When lockdown came and various media companies shut down, I became very, very thankful for the work I had.
The trick is to maintain that gratitude - even when the immediate danger is over.
3. What has been your biggest financial lesson, success or failure?
When we renovated in 2019, we spent more than I wanted to.
Some of it was unavoidable stuff - the sorts of things that happen during a build.
But some of it was stuff I could have avoided if I’d planned things differently or got expert advice earlier.
A couple of times when we were putting in a swimming pool, I made a judgement call to do things a certain way to save money. By trying to cut corners, I ended up spending more cash in the long run. It was extremely stressful, spending hours on the phone with the designer, the council, the pool installer, the fencer, the engineer, the digger driver!
I left myself with problems that were very difficult to solve as the pool progressed. I’m reminded of these failures every time I look at our mortgage balance!
4. Give an example of a recent purchase that you consider was great value for money
The other day Guy Williams mocked me for my obscure phone brand.
I've fallen out with Apple and Samsung over the years and hate having to spend so much to get a new one.
I asked a guy in a tech shop what the best bang for buck is and he replied, 'OnePlus'. So now when I need one, I buy second-hand, old model OnePlus phones from Trade Me.
That's the long answer. The short one is $300 to $400.
5. Give an example of a recent purchase that you consider was great value for money?
Despite the stress, that swimming pool has ended up being worth it!
Auckland gets stinking hot in summer and the family are in and out of that pool over and over throughout the day.
I don't know what the cost per swim is, but I think we've definitely come out on top in the end.
6. What was your last impulse or fritter purchase and how did you feel about it afterwards?
When renovating, we bought a Billi instant boiling water and filter tap for the kitchen.
It was a lot to spend to replace a $20 Briscoes jug, but I love it every time I use it.

> [Directions] In the personal finance interview, which phone brand does the writer buy second-hand, and from where?

> [Data lines]
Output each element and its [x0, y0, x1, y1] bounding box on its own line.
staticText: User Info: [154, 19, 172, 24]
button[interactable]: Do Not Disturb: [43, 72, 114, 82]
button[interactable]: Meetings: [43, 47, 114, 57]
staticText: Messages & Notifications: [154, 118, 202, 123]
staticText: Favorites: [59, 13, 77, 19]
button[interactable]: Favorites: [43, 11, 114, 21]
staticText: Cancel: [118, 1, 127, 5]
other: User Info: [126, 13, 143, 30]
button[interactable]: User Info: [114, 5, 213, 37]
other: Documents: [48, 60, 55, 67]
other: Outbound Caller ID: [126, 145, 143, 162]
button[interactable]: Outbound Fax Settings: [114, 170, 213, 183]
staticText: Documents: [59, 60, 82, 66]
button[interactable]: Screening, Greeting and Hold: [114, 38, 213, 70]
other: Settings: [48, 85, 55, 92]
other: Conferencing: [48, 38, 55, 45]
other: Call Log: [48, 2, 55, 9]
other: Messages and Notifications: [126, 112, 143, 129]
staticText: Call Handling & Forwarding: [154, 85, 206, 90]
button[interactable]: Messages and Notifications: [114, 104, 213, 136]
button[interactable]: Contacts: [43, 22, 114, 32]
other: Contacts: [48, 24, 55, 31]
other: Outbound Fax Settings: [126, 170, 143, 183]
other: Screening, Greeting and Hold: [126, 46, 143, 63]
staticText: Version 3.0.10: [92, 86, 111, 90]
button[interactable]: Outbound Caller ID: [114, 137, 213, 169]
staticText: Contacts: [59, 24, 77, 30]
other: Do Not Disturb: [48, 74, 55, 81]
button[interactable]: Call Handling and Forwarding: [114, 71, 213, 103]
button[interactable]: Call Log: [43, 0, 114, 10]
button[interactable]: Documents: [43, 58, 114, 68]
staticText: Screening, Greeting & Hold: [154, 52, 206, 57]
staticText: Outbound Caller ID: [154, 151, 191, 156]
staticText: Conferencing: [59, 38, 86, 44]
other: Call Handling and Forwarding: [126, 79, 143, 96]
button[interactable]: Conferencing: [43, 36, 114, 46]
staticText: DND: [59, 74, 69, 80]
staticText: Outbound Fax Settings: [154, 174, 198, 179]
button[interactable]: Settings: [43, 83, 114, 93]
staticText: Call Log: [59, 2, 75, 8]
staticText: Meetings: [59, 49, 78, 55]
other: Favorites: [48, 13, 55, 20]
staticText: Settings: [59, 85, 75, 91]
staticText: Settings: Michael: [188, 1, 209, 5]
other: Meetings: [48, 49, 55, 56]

> [Result of the task] Older-model OnePlus phones, bought second-hand from Trade Me.